Records taken from a dataset

────────────────

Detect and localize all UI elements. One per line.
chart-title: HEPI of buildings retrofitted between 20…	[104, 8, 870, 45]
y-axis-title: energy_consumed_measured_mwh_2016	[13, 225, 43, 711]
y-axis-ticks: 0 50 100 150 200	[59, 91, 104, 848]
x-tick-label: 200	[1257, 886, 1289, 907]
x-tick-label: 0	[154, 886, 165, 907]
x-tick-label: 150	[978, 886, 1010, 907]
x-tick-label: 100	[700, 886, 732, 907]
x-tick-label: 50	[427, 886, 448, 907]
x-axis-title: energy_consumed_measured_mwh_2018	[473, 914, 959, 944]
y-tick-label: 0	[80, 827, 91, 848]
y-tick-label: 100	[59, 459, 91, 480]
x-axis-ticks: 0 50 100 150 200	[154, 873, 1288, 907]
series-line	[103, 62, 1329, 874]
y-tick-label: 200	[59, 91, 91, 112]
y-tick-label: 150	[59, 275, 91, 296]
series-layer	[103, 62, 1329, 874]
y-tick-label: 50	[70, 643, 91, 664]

────────────────

TO DO: Please copy out every line of the material above, character for character, with nothing changed or left out.

REPLY:
Detect and localize all UI elements. One per line.
chart-title: HEPI of buildings retrofitted between 20…	[104, 8, 870, 45]
y-axis-title: energy_consumed_measured_mwh_2016	[13, 225, 43, 711]
y-axis-ticks: 0 50 100 150 200	[59, 91, 104, 848]
x-tick-label: 200	[1257, 886, 1289, 907]
x-tick-label: 0	[154, 886, 165, 907]
x-tick-label: 150	[978, 886, 1010, 907]
x-tick-label: 100	[700, 886, 732, 907]
x-tick-label: 50	[427, 886, 448, 907]
x-axis-title: energy_consumed_measured_mwh_2018	[473, 914, 959, 944]
y-tick-label: 0	[80, 827, 91, 848]
y-tick-label: 100	[59, 459, 91, 480]
x-axis-ticks: 0 50 100 150 200	[154, 873, 1288, 907]
series-line	[103, 62, 1329, 874]
y-tick-label: 200	[59, 91, 91, 112]
y-tick-label: 150	[59, 275, 91, 296]
series-layer	[103, 62, 1329, 874]
y-tick-label: 50	[70, 643, 91, 664]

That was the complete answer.